§ **DATA ENTRIES**
━━━━━━━━━━━━━━━━━━━━━━━━━━━━━━

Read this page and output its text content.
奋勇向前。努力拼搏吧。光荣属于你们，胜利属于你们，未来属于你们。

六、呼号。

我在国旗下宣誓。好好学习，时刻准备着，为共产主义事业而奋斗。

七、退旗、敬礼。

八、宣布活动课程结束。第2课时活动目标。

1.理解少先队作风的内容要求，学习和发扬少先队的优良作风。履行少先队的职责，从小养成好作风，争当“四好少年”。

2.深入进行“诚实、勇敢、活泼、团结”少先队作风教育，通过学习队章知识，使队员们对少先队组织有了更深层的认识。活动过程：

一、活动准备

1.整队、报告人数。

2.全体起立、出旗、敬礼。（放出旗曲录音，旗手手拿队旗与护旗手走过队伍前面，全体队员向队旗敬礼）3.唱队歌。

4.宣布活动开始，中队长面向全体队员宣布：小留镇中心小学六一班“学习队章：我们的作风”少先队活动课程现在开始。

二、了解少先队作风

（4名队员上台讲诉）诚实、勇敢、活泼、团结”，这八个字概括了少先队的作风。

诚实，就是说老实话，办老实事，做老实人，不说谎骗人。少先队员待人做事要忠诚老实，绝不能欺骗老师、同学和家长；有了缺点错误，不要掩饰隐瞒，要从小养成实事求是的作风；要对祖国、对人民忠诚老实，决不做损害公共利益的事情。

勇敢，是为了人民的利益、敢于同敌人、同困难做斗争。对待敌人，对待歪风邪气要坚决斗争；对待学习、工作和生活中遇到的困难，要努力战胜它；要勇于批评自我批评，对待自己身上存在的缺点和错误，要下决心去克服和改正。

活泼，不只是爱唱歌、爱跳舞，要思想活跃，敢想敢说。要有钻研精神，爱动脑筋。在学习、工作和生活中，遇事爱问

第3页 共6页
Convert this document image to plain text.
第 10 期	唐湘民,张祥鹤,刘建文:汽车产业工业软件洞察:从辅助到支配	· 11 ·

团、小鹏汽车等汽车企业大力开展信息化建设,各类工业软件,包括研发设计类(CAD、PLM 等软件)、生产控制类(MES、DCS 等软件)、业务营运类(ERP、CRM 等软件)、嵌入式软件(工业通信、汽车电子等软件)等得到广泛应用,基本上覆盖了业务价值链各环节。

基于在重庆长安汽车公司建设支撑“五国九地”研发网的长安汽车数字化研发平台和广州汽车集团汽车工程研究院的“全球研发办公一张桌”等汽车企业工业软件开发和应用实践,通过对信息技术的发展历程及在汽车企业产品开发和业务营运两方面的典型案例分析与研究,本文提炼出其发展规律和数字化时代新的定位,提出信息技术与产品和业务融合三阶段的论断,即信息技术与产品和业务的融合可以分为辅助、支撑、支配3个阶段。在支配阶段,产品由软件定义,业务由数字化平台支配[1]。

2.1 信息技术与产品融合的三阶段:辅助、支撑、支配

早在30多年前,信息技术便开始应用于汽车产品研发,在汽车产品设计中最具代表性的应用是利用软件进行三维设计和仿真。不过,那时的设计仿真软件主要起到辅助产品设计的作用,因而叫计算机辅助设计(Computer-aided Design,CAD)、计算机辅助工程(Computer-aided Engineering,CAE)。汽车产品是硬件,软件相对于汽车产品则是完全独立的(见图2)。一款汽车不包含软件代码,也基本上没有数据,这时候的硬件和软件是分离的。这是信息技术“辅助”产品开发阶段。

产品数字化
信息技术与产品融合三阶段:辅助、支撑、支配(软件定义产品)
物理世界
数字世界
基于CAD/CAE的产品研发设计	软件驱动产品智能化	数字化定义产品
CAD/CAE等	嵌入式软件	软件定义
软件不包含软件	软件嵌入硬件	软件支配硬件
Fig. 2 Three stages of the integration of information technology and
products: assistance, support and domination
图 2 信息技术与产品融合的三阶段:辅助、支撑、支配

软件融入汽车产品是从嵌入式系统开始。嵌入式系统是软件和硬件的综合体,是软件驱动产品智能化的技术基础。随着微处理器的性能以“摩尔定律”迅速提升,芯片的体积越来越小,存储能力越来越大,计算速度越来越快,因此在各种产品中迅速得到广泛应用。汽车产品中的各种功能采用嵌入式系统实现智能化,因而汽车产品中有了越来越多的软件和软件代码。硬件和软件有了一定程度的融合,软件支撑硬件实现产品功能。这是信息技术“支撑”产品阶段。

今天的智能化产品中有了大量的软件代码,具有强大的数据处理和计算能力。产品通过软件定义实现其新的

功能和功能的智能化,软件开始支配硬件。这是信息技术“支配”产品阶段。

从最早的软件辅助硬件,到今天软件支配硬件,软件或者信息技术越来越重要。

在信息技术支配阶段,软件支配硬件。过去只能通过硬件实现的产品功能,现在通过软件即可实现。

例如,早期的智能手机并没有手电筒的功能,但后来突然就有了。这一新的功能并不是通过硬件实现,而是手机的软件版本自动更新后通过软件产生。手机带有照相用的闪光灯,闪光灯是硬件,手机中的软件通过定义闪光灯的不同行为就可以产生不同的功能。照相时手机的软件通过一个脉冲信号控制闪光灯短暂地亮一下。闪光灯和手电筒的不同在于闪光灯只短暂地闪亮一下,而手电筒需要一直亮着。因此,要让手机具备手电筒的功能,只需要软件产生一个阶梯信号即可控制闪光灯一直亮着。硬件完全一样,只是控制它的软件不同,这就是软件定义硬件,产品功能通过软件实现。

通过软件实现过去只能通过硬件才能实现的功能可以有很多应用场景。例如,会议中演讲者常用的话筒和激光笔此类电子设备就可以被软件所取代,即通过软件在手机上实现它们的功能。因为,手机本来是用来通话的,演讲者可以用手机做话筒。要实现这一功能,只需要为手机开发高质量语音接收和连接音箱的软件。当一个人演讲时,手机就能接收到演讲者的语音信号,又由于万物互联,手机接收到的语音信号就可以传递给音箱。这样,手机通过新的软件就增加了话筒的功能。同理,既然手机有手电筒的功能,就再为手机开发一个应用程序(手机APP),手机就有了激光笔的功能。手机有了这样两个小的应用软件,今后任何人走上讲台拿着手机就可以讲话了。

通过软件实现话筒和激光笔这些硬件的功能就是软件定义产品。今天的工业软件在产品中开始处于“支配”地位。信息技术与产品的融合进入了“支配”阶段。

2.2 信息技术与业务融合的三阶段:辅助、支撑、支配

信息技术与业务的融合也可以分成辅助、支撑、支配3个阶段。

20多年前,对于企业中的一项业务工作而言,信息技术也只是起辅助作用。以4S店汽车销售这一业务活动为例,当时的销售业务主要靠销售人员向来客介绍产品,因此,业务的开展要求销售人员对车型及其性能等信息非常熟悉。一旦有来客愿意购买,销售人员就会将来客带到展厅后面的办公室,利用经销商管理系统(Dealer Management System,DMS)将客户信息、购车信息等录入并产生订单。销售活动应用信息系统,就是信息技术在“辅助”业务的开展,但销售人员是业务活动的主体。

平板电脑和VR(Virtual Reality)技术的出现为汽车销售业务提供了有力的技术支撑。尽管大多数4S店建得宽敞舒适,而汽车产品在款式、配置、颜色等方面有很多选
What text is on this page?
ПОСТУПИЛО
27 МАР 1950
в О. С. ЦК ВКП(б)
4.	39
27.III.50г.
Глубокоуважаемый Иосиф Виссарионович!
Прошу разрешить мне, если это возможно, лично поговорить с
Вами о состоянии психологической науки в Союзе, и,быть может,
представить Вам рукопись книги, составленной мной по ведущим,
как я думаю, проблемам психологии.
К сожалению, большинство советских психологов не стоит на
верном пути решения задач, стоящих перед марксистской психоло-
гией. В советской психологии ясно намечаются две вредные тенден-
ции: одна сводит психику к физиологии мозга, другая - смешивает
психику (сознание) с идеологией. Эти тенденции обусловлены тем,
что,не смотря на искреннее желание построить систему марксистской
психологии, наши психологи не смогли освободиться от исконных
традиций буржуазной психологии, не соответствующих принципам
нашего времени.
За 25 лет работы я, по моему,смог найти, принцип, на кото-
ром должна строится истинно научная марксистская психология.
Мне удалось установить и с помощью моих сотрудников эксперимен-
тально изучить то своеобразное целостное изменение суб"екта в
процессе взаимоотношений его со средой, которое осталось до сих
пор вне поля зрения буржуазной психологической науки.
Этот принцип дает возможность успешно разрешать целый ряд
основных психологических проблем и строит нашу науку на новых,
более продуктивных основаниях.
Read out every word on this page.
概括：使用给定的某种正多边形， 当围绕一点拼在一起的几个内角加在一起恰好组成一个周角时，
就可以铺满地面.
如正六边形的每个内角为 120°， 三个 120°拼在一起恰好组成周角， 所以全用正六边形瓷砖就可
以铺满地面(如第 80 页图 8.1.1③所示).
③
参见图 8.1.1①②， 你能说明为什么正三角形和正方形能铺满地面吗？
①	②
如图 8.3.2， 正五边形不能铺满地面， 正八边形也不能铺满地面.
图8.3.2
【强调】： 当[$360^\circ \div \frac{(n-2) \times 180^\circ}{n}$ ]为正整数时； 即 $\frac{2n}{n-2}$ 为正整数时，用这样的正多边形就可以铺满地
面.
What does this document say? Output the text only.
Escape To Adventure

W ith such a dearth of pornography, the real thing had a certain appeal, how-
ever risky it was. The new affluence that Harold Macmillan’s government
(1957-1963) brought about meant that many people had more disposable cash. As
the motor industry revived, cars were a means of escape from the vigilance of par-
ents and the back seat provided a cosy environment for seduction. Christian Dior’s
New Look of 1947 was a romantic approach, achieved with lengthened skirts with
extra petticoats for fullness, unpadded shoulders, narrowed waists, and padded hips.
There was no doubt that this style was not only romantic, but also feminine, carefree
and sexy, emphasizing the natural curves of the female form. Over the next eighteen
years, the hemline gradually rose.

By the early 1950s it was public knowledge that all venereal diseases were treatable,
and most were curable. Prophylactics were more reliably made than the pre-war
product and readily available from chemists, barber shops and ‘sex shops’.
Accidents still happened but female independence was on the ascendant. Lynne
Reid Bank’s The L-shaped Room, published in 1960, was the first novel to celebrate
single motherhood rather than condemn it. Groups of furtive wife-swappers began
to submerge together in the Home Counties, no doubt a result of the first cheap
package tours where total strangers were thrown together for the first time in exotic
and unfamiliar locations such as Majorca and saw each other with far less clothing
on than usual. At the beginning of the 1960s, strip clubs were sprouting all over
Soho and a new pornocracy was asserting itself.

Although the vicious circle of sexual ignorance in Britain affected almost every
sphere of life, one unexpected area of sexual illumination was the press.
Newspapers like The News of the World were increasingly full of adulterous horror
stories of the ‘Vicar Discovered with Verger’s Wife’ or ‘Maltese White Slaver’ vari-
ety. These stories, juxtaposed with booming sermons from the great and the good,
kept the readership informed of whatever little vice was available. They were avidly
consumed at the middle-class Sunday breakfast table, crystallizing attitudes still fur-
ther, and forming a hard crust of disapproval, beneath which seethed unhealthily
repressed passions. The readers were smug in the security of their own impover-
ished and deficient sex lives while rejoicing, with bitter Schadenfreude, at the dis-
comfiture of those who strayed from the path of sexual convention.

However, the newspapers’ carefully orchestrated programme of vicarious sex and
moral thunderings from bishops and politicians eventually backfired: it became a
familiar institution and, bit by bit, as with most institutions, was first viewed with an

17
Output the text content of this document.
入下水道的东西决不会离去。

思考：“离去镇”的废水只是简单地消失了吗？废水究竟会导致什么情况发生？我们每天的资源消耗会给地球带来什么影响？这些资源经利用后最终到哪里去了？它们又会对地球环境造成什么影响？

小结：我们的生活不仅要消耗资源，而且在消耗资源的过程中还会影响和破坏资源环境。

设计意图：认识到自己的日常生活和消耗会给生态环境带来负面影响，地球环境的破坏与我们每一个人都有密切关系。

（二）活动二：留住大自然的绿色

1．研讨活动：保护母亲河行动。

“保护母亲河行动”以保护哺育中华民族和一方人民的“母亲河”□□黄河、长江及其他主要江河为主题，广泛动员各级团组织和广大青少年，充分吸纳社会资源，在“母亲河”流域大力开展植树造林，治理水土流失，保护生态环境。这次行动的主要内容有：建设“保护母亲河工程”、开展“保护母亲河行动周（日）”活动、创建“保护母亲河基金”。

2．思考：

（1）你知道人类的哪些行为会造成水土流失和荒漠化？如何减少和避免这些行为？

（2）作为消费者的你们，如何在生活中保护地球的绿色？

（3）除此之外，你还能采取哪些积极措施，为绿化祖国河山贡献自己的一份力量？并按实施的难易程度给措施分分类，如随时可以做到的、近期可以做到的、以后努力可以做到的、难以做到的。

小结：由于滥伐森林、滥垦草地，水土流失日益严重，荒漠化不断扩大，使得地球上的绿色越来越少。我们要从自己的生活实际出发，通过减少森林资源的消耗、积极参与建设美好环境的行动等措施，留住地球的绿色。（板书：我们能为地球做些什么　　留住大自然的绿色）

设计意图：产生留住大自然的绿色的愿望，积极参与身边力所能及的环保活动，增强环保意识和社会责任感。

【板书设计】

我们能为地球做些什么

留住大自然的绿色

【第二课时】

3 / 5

━━━━━━━━━━━━━━━━━━━━━━━━━━━━━━

§ **THE PROBLEM**
Copy exactly the lines from the one containing "Output the text content of this document." through the last line of the records, both included, and nothing else.

§ **FULL RESPONSE**
Output the text content of this document.
入下水道的东西决不会离去。

思考：“离去镇”的废水只是简单地消失了吗？废水究竟会导致什么情况发生？我们每天的资源消耗会给地球带来什么影响？这些资源经利用后最终到哪里去了？它们又会对地球环境造成什么影响？

小结：我们的生活不仅要消耗资源，而且在消耗资源的过程中还会影响和破坏资源环境。

设计意图：认识到自己的日常生活和消耗会给生态环境带来负面影响，地球环境的破坏与我们每一个人都有密切关系。

（二）活动二：留住大自然的绿色

1．研讨活动：保护母亲河行动。

“保护母亲河行动”以保护哺育中华民族和一方人民的“母亲河”□□黄河、长江及其他主要江河为主题，广泛动员各级团组织和广大青少年，充分吸纳社会资源，在“母亲河”流域大力开展植树造林，治理水土流失，保护生态环境。这次行动的主要内容有：建设“保护母亲河工程”、开展“保护母亲河行动周（日）”活动、创建“保护母亲河基金”。

2．思考：

（1）你知道人类的哪些行为会造成水土流失和荒漠化？如何减少和避免这些行为？

（2）作为消费者的你们，如何在生活中保护地球的绿色？

（3）除此之外，你还能采取哪些积极措施，为绿化祖国河山贡献自己的一份力量？并按实施的难易程度给措施分分类，如随时可以做到的、近期可以做到的、以后努力可以做到的、难以做到的。

小结：由于滥伐森林、滥垦草地，水土流失日益严重，荒漠化不断扩大，使得地球上的绿色越来越少。我们要从自己的生活实际出发，通过减少森林资源的消耗、积极参与建设美好环境的行动等措施，留住地球的绿色。（板书：我们能为地球做些什么　　留住大自然的绿色）

设计意图：产生留住大自然的绿色的愿望，积极参与身边力所能及的环保活动，增强环保意识和社会责任感。

【板书设计】

我们能为地球做些什么

留住大自然的绿色

【第二课时】

3 / 5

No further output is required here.